(Stored items)
........

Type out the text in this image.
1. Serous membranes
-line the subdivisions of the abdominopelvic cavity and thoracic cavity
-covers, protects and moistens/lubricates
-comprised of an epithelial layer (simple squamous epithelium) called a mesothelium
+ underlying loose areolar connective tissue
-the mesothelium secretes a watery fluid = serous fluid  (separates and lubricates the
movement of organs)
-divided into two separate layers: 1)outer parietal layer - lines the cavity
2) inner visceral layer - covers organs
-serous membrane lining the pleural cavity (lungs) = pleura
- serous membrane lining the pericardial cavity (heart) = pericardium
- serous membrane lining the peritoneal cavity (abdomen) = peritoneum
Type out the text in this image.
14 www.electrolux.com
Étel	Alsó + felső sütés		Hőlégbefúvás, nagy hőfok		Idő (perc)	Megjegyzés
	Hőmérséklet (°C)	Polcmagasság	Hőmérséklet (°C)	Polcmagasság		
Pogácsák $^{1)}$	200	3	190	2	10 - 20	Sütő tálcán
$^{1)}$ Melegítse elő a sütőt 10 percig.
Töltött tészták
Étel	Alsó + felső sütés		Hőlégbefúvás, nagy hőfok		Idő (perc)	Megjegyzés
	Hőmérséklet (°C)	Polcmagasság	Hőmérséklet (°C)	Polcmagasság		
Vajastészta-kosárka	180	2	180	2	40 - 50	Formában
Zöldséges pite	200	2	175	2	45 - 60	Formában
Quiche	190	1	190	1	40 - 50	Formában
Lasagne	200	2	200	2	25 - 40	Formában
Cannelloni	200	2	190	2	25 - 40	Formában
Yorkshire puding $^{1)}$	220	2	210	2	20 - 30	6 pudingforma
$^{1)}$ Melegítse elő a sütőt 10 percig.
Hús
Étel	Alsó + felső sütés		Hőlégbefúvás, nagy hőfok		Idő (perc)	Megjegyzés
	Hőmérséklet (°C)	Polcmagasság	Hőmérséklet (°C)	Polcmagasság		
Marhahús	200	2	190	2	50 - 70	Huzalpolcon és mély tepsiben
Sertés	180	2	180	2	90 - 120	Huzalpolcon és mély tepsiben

........

## Short task
Transcribe all of the entries without altering anything.

## Written response
Type out the text in this image.
1. Serous membranes
-line the subdivisions of the abdominopelvic cavity and thoracic cavity
-covers, protects and moistens/lubricates
-comprised of an epithelial layer (simple squamous epithelium) called a mesothelium
+ underlying loose areolar connective tissue
-the mesothelium secretes a watery fluid = serous fluid  (separates and lubricates the
movement of organs)
-divided into two separate layers: 1)outer parietal layer - lines the cavity
2) inner visceral layer - covers organs
-serous membrane lining the pleural cavity (lungs) = pleura
- serous membrane lining the pericardial cavity (heart) = pericardium
- serous membrane lining the peritoneal cavity (abdomen) = peritoneum
Type out the text in this image.
14 www.electrolux.com
Étel	Alsó + felső sütés		Hőlégbefúvás, nagy hőfok		Idő (perc)	Megjegyzés
	Hőmérséklet (°C)	Polcmagasság	Hőmérséklet (°C)	Polcmagasság		
Pogácsák $^{1)}$	200	3	190	2	10 - 20	Sütő tálcán
$^{1)}$ Melegítse elő a sütőt 10 percig.
Töltött tészták
Étel	Alsó + felső sütés		Hőlégbefúvás, nagy hőfok		Idő (perc)	Megjegyzés
	Hőmérséklet (°C)	Polcmagasság	Hőmérséklet (°C)	Polcmagasság		
Vajastészta-kosárka	180	2	180	2	40 - 50	Formában
Zöldséges pite	200	2	175	2	45 - 60	Formában
Quiche	190	1	190	1	40 - 50	Formában
Lasagne	200	2	200	2	25 - 40	Formában
Cannelloni	200	2	190	2	25 - 40	Formában
Yorkshire puding $^{1)}$	220	2	210	2	20 - 30	6 pudingforma
$^{1)}$ Melegítse elő a sütőt 10 percig.
Hús
Étel	Alsó + felső sütés		Hőlégbefúvás, nagy hőfok		Idő (perc)	Megjegyzés
	Hőmérséklet (°C)	Polcmagasság	Hőmérséklet (°C)	Polcmagasság		
Marhahús	200	2	190	2	50 - 70	Huzalpolcon és mély tepsiben
Sertés	180	2	180	2	90 - 120	Huzalpolcon és mély tepsiben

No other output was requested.